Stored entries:
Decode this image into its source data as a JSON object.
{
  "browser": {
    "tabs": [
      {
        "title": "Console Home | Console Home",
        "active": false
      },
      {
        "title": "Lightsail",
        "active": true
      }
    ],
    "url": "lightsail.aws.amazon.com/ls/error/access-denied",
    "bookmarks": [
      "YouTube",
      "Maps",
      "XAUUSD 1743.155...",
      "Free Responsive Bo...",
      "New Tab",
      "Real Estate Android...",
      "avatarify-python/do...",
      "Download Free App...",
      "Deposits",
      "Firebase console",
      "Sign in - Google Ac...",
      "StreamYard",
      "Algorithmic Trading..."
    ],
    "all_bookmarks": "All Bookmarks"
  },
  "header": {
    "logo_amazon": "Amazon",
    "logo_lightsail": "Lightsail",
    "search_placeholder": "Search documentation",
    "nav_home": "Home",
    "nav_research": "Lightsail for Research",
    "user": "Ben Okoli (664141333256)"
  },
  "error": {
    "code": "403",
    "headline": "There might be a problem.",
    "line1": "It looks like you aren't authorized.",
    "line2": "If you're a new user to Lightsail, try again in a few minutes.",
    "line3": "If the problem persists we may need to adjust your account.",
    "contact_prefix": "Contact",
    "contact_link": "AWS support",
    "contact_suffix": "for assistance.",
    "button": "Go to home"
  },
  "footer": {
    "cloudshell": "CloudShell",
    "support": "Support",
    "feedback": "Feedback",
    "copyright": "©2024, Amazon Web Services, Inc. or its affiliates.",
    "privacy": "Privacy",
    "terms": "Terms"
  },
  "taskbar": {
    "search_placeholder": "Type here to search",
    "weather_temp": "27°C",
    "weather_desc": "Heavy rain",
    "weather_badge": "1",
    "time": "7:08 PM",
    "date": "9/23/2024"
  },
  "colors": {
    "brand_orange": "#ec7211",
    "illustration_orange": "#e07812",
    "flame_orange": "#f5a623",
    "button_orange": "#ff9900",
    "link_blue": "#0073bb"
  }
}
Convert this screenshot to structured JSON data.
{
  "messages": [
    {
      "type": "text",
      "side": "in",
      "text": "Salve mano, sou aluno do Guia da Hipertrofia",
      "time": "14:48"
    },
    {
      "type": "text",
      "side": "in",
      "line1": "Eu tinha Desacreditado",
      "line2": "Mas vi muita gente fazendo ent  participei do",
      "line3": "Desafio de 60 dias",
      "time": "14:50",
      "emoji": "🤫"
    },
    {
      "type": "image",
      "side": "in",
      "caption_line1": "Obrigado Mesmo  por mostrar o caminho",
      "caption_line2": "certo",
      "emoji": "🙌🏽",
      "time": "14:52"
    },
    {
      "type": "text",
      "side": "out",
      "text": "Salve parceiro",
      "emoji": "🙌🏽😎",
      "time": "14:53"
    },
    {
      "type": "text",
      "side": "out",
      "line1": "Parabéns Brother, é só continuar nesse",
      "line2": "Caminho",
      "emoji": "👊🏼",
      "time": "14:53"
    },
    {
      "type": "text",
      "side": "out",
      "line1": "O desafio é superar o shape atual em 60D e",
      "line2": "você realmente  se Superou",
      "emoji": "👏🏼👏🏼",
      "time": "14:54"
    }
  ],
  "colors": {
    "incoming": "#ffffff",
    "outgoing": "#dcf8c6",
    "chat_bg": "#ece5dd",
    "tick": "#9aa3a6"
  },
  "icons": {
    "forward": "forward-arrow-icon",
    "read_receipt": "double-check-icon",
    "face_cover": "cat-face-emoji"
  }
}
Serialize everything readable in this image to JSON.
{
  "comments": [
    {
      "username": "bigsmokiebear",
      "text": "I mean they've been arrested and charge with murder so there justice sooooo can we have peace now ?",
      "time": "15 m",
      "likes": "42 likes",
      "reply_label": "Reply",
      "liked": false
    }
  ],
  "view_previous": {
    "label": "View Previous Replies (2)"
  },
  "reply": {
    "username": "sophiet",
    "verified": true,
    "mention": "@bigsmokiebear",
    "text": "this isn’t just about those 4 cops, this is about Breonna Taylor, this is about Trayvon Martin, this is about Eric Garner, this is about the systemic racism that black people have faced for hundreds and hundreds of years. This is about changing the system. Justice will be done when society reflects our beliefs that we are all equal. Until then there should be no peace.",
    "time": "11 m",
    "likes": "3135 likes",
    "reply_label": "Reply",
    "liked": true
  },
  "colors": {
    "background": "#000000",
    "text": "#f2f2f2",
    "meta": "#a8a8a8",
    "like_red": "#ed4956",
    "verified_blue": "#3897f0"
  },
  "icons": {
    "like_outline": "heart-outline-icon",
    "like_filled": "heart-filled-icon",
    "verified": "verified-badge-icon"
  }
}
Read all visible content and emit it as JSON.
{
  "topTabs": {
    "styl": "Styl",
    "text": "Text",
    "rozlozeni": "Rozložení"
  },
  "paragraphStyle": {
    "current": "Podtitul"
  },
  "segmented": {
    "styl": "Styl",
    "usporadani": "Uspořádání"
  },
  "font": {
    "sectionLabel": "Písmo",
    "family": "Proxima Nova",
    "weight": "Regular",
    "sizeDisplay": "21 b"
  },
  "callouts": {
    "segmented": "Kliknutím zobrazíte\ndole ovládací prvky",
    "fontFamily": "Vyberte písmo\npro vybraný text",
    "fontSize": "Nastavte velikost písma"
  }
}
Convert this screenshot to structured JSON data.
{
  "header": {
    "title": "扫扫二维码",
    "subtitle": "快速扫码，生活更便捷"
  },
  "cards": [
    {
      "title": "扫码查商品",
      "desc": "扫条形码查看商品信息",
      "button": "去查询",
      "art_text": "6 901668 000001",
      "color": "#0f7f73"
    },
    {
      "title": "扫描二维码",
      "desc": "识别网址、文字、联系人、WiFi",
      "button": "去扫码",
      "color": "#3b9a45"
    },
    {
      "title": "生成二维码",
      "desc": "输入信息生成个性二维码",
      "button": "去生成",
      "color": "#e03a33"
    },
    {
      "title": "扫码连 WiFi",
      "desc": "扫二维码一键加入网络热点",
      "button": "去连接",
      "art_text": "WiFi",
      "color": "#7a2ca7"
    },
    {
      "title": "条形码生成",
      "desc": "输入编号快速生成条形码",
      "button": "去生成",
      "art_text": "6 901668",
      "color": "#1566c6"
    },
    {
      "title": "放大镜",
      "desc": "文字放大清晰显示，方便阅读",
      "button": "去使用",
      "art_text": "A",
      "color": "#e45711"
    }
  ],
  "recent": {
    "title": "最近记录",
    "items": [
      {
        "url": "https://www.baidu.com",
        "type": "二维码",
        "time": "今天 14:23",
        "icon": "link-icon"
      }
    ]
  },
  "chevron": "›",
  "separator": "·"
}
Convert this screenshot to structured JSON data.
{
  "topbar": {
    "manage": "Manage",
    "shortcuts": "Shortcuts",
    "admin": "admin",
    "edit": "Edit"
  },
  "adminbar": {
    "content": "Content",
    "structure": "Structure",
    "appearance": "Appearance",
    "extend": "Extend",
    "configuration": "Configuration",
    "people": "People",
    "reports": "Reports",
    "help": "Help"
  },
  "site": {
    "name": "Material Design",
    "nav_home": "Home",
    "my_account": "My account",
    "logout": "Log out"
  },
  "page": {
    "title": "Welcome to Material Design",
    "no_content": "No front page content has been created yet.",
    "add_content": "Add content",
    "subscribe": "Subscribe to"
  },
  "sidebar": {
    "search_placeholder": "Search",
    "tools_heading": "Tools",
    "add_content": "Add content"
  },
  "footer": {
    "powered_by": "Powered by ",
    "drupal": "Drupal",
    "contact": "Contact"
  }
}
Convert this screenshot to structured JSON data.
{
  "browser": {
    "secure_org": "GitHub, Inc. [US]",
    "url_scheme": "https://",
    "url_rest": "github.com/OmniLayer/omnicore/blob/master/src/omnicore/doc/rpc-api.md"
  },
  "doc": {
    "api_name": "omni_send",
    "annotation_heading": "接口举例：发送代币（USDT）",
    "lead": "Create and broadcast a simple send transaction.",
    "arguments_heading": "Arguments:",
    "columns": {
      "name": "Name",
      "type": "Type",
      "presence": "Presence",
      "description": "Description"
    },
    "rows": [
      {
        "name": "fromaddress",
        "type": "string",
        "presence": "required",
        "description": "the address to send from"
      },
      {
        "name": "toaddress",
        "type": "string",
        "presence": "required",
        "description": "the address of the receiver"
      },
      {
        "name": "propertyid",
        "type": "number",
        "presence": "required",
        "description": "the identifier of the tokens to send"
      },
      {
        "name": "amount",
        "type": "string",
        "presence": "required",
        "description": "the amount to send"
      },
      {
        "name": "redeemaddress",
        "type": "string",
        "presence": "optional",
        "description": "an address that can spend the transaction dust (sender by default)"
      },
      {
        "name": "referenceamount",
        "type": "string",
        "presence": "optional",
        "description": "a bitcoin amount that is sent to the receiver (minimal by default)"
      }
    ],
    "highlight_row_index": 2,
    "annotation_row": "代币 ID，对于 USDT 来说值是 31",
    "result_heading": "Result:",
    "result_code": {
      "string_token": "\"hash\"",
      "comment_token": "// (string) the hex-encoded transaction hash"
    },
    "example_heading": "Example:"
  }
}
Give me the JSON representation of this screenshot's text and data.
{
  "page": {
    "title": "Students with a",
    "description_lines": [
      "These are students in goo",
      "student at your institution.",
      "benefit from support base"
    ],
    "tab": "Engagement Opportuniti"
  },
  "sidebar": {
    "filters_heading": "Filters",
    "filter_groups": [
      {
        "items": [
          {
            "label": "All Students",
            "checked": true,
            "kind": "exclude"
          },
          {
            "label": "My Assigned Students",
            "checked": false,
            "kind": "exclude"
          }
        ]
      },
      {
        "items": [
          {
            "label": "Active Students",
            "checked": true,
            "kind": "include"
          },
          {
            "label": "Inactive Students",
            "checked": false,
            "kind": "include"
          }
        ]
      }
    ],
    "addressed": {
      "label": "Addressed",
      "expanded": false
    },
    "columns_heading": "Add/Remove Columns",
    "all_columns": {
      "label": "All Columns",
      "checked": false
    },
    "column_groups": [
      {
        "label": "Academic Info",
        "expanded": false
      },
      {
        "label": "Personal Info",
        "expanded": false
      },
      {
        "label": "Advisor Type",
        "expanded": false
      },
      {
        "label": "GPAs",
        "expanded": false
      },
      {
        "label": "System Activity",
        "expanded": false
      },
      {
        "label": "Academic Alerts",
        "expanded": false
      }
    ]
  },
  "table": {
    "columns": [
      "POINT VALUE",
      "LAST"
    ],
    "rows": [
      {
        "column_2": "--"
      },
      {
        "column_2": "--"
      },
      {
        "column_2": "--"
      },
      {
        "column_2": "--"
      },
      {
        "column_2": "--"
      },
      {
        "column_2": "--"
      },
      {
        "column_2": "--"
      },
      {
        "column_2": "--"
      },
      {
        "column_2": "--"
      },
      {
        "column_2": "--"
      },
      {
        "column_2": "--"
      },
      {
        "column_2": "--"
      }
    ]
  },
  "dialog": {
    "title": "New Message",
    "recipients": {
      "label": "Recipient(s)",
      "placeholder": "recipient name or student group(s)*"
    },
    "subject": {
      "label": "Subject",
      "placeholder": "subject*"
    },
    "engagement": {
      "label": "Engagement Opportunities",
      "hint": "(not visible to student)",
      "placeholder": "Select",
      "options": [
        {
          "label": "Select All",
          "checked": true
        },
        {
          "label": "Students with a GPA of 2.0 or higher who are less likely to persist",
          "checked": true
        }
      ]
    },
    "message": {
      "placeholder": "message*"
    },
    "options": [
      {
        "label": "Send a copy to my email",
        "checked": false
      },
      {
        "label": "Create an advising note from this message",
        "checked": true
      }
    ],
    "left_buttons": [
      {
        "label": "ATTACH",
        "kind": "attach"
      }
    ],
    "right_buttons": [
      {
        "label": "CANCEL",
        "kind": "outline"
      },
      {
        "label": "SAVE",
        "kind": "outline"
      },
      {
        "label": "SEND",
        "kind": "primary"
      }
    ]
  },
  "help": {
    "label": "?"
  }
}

- **Prompt**: Work out how many lines of the data hold the string "USDT". Reply with that number alone.

- **Finished task**: 2